To be done: Lay out every line of the material below as a Markdown table with two columns, Row and Line. Give each line's number under Row and its text under Line, and skip any blank lines.

Records to process:
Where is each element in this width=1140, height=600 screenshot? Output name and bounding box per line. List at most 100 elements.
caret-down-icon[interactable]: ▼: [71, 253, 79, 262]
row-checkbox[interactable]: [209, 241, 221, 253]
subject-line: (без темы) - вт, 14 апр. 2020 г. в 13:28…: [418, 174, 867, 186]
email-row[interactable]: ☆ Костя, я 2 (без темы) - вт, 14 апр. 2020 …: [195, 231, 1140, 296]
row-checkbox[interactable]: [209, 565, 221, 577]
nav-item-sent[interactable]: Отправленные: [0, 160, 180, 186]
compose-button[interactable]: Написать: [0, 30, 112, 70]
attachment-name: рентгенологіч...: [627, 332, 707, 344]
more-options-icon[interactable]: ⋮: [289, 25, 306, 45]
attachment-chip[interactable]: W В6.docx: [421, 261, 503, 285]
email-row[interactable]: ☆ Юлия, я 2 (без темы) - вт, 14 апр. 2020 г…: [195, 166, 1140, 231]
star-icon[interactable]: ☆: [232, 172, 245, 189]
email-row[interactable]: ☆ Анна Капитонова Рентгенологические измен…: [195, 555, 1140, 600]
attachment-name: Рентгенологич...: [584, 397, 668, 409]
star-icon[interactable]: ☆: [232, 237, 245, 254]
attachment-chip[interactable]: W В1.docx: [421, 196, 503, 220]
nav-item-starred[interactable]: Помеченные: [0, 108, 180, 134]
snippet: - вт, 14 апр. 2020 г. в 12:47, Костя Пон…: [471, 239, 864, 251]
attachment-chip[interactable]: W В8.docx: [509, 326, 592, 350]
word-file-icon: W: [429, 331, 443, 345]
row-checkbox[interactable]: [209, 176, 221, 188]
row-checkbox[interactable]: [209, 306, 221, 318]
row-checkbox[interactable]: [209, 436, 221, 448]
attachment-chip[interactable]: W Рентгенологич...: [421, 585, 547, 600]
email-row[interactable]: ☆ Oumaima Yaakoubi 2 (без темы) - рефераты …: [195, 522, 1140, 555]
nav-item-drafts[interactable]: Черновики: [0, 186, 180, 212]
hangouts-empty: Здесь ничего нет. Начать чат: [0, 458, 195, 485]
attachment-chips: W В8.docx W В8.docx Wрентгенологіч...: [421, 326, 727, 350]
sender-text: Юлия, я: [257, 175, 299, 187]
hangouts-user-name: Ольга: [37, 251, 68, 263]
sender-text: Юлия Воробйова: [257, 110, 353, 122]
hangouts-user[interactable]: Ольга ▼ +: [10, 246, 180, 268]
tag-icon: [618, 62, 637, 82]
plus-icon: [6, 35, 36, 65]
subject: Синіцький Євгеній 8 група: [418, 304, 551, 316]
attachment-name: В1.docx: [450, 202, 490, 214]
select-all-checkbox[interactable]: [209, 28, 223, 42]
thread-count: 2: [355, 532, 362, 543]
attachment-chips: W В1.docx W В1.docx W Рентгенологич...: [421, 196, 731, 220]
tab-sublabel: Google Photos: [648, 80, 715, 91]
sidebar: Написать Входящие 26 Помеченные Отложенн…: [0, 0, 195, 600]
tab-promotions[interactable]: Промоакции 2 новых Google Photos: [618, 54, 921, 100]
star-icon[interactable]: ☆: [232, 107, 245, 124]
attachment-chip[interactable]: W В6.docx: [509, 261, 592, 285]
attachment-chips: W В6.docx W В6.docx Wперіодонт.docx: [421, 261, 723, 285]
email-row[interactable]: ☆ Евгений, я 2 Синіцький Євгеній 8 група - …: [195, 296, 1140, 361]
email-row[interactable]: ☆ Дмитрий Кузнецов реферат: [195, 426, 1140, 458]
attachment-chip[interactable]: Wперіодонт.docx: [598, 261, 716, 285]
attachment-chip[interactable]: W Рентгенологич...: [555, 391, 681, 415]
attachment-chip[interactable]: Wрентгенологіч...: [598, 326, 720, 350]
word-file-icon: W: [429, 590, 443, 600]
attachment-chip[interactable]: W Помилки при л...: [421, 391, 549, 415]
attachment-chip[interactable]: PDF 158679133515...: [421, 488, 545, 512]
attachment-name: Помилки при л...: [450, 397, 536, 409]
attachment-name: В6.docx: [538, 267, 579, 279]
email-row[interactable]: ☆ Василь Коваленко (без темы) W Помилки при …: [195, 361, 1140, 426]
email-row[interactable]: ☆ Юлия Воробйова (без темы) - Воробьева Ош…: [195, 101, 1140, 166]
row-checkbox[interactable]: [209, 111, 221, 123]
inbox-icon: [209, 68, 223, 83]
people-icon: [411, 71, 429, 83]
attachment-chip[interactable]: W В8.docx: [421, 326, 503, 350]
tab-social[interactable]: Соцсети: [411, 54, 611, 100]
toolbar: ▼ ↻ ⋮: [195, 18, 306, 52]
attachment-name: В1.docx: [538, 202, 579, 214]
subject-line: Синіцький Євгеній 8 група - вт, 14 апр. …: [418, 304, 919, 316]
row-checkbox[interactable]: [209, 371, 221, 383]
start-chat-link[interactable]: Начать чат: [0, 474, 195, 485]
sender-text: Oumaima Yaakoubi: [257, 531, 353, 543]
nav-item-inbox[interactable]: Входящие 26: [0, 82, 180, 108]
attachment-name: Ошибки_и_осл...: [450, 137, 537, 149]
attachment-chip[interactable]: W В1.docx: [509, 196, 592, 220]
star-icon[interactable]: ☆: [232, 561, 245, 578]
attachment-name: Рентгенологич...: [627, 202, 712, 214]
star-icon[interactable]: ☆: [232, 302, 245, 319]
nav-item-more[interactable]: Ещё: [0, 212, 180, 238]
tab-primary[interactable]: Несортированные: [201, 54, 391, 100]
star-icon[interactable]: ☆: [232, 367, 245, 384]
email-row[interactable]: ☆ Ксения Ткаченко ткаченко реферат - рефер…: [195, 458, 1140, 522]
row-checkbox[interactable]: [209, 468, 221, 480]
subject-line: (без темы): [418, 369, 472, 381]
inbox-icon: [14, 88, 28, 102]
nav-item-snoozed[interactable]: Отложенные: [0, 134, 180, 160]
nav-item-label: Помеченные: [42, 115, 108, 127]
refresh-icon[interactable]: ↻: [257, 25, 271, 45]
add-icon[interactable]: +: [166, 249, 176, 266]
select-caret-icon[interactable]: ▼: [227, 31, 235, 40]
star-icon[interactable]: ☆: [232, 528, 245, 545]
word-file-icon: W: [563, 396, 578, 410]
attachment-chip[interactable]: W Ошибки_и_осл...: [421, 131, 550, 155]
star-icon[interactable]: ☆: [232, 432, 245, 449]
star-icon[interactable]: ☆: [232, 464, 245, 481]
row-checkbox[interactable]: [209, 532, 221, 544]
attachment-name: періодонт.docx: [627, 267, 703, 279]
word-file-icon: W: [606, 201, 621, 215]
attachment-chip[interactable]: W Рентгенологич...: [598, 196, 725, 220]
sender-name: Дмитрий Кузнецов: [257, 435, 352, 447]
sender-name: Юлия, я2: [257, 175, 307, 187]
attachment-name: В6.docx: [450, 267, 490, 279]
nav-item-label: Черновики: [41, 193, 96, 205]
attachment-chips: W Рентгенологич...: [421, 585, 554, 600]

Exercise output:
| Row | Line |
|---|---|
| 1 | Where is each element in this width=1140, height=600 screenshot? Output name and bounding box per line. List at most 100 elements. |
| 2 | caret-down-icon[interactable]: ▼: [71, 253, 79, 262] |
| 3 | row-checkbox[interactable]: [209, 241, 221, 253] |
| 4 | subject-line: (без темы) - вт, 14 апр. 2020 г. в 13:28…: [418, 174, 867, 186] |
| 5 | email-row[interactable]: ☆ Костя, я 2 (без темы) - вт, 14 апр. 2020 …: [195, 231, 1140, 296] |
| 6 | row-checkbox[interactable]: [209, 565, 221, 577] |
| 7 | nav-item-sent[interactable]: Отправленные: [0, 160, 180, 186] |
| 8 | compose-button[interactable]: Написать: [0, 30, 112, 70] |
| 9 | attachment-name: рентгенологіч...: [627, 332, 707, 344] |
| 10 | more-options-icon[interactable]: ⋮: [289, 25, 306, 45] |
| 11 | attachment-chip[interactable]: W В6.docx: [421, 261, 503, 285] |
| 12 | email-row[interactable]: ☆ Юлия, я 2 (без темы) - вт, 14 апр. 2020 г…: [195, 166, 1140, 231] |
| 13 | star-icon[interactable]: ☆: [232, 172, 245, 189] |
| 14 | email-row[interactable]: ☆ Анна Капитонова Рентгенологические измен…: [195, 555, 1140, 600] |
| 15 | attachment-name: Рентгенологич...: [584, 397, 668, 409] |
| 16 | star-icon[interactable]: ☆: [232, 237, 245, 254] |
| 17 | attachment-chip[interactable]: W В1.docx: [421, 196, 503, 220] |
| 18 | nav-item-starred[interactable]: Помеченные: [0, 108, 180, 134] |
| 19 | snippet: - вт, 14 апр. 2020 г. в 12:47, Костя Пон…: [471, 239, 864, 251] |
| 20 | attachment-chip[interactable]: W В8.docx: [509, 326, 592, 350] |
| 21 | word-file-icon: W: [429, 331, 443, 345] |
| 22 | row-checkbox[interactable]: [209, 176, 221, 188] |
| 23 | row-checkbox[interactable]: [209, 306, 221, 318] |
| 24 | row-checkbox[interactable]: [209, 436, 221, 448] |
| 25 | attachment-chip[interactable]: W Рентгенологич...: [421, 585, 547, 600] |
| 26 | email-row[interactable]: ☆ Oumaima Yaakoubi 2 (без темы) - рефераты …: [195, 522, 1140, 555] |
| 27 | nav-item-drafts[interactable]: Черновики: [0, 186, 180, 212] |
| 28 | hangouts-empty: Здесь ничего нет. Начать чат: [0, 458, 195, 485] |
| 29 | attachment-chips: W В8.docx W В8.docx Wрентгенологіч...: [421, 326, 727, 350] |
| 30 | sender-text: Юлия, я: [257, 175, 299, 187] |
| 31 | hangouts-user-name: Ольга: [37, 251, 68, 263] |
| 32 | sender-text: Юлия Воробйова: [257, 110, 353, 122] |
| 33 | hangouts-user[interactable]: Ольга ▼ +: [10, 246, 180, 268] |
| 34 | tag-icon: [618, 62, 637, 82] |
| 35 | plus-icon: [6, 35, 36, 65] |
| 36 | subject: Синіцький Євгеній 8 група: [418, 304, 551, 316] |
| 37 | attachment-name: В1.docx: [450, 202, 490, 214] |
| 38 | select-all-checkbox[interactable]: [209, 28, 223, 42] |
| 39 | thread-count: 2: [355, 532, 362, 543] |
| 40 | attachment-chips: W В1.docx W В1.docx W Рентгенологич...: [421, 196, 731, 220] |
| 41 | tab-sublabel: Google Photos: [648, 80, 715, 91] |
| 42 | sidebar: Написать Входящие 26 Помеченные Отложенн…: [0, 0, 195, 600] |
| 43 | tab-promotions[interactable]: Промоакции 2 новых Google Photos: [618, 54, 921, 100] |
| 44 | star-icon[interactable]: ☆: [232, 107, 245, 124] |
| 45 | attachment-chip[interactable]: W В6.docx: [509, 261, 592, 285] |
| 46 | attachment-chips: W В6.docx W В6.docx Wперіодонт.docx: [421, 261, 723, 285] |
| 47 | email-row[interactable]: ☆ Евгений, я 2 Синіцький Євгеній 8 група - …: [195, 296, 1140, 361] |
| 48 | email-row[interactable]: ☆ Дмитрий Кузнецов реферат: [195, 426, 1140, 458] |
| 49 | attachment-chip[interactable]: Wперіодонт.docx: [598, 261, 716, 285] |
| 50 | attachment-chip[interactable]: W Рентгенологич...: [555, 391, 681, 415] |
| 51 | attachment-chip[interactable]: Wрентгенологіч...: [598, 326, 720, 350] |
| 52 | word-file-icon: W: [429, 590, 443, 600] |
| 53 | attachment-chip[interactable]: W Помилки при л...: [421, 391, 549, 415] |
| 54 | attachment-chip[interactable]: PDF 158679133515...: [421, 488, 545, 512] |
| 55 | attachment-name: Помилки при л...: [450, 397, 536, 409] |
| 56 | attachment-name: В6.docx: [538, 267, 579, 279] |
| 57 | email-row[interactable]: ☆ Василь Коваленко (без темы) W Помилки при …: [195, 361, 1140, 426] |
| 58 | email-row[interactable]: ☆ Юлия Воробйова (без темы) - Воробьева Ош…: [195, 101, 1140, 166] |
| 59 | row-checkbox[interactable]: [209, 111, 221, 123] |
| 60 | inbox-icon: [209, 68, 223, 83] |
| 61 | people-icon: [411, 71, 429, 83] |
| 62 | attachment-chip[interactable]: W В8.docx: [421, 326, 503, 350] |
| 63 | tab-social[interactable]: Соцсети: [411, 54, 611, 100] |
| 64 | toolbar: ▼ ↻ ⋮: [195, 18, 306, 52] |
| 65 | attachment-name: В1.docx: [538, 202, 579, 214] |
| 66 | subject-line: Синіцький Євгеній 8 група - вт, 14 апр. …: [418, 304, 919, 316] |
| 67 | row-checkbox[interactable]: [209, 371, 221, 383] |
| 68 | start-chat-link[interactable]: Начать чат: [0, 474, 195, 485] |
| 69 | sender-text: Oumaima Yaakoubi: [257, 531, 353, 543] |
| 70 | nav-item-inbox[interactable]: Входящие 26: [0, 82, 180, 108] |
| 71 | attachment-name: Ошибки_и_осл...: [450, 137, 537, 149] |
| 72 | attachment-chip[interactable]: W В1.docx: [509, 196, 592, 220] |
| 73 | star-icon[interactable]: ☆: [232, 561, 245, 578] |
| 74 | attachment-name: Рентгенологич...: [627, 202, 712, 214] |
| 75 | star-icon[interactable]: ☆: [232, 302, 245, 319] |
| 76 | nav-item-more[interactable]: Ещё: [0, 212, 180, 238] |
| 77 | tab-primary[interactable]: Несортированные: [201, 54, 391, 100] |
| 78 | star-icon[interactable]: ☆: [232, 367, 245, 384] |
| 79 | email-row[interactable]: ☆ Ксения Ткаченко ткаченко реферат - рефер…: [195, 458, 1140, 522] |
| 80 | row-checkbox[interactable]: [209, 468, 221, 480] |
| 81 | subject-line: (без темы): [418, 369, 472, 381] |
| 82 | inbox-icon: [14, 88, 28, 102] |
| 83 | nav-item-snoozed[interactable]: Отложенные: [0, 134, 180, 160] |
| 84 | nav-item-label: Помеченные: [42, 115, 108, 127] |
| 85 | refresh-icon[interactable]: ↻: [257, 25, 271, 45] |
| 86 | add-icon[interactable]: +: [166, 249, 176, 266] |
| 87 | select-caret-icon[interactable]: ▼: [227, 31, 235, 40] |
| 88 | star-icon[interactable]: ☆: [232, 528, 245, 545] |
| 89 | word-file-icon: W: [563, 396, 578, 410] |
| 90 | attachment-chip[interactable]: W Ошибки_и_осл...: [421, 131, 550, 155] |
| 91 | star-icon[interactable]: ☆: [232, 432, 245, 449] |
| 92 | star-icon[interactable]: ☆: [232, 464, 245, 481] |
| 93 | row-checkbox[interactable]: [209, 532, 221, 544] |
| 94 | attachment-name: періодонт.docx: [627, 267, 703, 279] |
| 95 | word-file-icon: W: [606, 201, 621, 215] |
| 96 | attachment-chip[interactable]: W Рентгенологич...: [598, 196, 725, 220] |
| 97 | sender-name: Дмитрий Кузнецов: [257, 435, 352, 447] |
| 98 | sender-name: Юлия, я2: [257, 175, 307, 187] |
| 99 | attachment-name: В6.docx: [450, 267, 490, 279] |
| 100 | nav-item-label: Черновики: [41, 193, 96, 205] |
| 101 | attachment-chips: W Рентгенологич...: [421, 585, 554, 600] |